Items listed in a dataset:

────────

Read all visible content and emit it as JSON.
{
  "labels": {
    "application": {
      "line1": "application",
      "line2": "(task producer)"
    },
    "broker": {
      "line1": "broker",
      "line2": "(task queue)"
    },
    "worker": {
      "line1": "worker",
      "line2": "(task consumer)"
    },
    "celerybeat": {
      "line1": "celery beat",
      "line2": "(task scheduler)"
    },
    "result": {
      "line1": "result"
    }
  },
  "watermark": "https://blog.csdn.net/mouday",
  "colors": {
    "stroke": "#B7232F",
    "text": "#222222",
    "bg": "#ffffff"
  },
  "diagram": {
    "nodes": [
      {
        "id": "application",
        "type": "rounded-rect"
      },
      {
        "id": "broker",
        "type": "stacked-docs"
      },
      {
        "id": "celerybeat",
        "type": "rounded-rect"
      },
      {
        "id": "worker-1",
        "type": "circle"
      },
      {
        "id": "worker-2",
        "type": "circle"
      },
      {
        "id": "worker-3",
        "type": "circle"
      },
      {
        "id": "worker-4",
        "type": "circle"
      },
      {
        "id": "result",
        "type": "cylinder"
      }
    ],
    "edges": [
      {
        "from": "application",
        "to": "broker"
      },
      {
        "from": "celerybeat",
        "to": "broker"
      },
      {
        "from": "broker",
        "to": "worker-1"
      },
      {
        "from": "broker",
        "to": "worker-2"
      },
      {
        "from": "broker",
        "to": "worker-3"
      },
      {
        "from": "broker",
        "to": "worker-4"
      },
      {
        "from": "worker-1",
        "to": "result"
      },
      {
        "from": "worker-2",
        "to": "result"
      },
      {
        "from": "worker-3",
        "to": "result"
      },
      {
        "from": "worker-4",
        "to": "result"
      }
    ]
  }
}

────────

Filter the records above for lines containing the word "application", and copy those lines.

    "application": {
      "line1": "application",
        "id": "application",
        "from": "application",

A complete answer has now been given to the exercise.